» PROBLEM TO SOLVE: Scan the data. Collect each line that contains the word "name".

↓↓↓

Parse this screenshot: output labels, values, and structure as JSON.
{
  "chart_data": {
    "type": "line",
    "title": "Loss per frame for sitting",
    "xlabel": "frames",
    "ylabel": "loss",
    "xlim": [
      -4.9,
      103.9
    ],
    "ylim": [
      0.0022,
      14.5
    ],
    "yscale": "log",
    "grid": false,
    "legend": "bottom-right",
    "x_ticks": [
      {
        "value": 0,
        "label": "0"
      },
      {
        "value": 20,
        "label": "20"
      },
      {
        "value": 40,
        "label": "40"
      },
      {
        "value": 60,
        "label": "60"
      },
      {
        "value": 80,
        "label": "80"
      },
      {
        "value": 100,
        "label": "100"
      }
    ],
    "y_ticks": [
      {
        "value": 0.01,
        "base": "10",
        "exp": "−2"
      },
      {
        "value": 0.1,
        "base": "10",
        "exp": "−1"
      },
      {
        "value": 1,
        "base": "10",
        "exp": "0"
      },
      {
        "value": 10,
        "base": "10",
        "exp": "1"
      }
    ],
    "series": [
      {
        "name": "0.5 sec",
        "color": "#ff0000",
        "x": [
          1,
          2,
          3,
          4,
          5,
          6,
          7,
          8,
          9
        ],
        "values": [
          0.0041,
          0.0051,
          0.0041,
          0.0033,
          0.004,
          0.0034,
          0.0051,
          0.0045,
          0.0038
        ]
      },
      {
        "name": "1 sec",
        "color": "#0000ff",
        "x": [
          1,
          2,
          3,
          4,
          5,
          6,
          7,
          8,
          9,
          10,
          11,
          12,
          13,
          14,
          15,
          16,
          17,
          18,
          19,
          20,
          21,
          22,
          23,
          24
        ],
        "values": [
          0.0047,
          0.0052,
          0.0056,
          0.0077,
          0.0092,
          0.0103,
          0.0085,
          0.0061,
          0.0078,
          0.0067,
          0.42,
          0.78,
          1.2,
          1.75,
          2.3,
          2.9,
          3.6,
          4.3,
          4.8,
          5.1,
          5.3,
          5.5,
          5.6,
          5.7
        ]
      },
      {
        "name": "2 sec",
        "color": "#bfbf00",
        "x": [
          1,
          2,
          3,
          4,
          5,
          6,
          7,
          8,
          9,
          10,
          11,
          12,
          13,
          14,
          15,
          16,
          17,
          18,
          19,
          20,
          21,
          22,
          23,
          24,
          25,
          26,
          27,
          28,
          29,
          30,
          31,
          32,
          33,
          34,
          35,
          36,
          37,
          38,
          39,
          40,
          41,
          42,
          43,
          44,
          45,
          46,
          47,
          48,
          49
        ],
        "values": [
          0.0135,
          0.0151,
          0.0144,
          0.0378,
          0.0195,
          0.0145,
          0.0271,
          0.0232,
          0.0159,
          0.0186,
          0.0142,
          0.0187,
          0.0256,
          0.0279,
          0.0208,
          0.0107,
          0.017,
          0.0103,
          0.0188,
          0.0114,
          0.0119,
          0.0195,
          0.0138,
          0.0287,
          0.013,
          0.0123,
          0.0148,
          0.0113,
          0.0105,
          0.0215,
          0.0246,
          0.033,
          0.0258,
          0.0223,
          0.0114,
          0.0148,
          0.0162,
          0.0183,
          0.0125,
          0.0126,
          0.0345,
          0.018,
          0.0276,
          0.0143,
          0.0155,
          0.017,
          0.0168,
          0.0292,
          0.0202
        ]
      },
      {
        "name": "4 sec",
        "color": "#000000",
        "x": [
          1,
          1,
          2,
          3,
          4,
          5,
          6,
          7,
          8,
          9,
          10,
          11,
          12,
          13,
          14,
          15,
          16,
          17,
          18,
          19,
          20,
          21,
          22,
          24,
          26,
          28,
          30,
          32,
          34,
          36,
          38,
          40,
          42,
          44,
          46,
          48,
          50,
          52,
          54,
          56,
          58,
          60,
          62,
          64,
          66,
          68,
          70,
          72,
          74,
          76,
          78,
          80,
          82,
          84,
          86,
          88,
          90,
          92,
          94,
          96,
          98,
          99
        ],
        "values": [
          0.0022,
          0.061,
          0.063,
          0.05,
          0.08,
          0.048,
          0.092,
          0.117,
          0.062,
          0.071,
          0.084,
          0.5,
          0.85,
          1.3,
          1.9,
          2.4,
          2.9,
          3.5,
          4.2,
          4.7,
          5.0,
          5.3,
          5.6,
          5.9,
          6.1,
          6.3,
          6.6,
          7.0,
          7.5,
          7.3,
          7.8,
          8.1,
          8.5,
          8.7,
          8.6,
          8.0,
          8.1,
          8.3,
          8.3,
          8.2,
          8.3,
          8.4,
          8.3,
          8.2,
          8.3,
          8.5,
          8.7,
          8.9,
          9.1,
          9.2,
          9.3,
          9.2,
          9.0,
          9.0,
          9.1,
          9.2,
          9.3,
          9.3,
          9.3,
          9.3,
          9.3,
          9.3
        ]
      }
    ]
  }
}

↑↑↑

» EXERCISE OUTPUT:
        "name": "0.5 sec",
        "name": "1 sec",
        "name": "2 sec",
        "name": "4 sec",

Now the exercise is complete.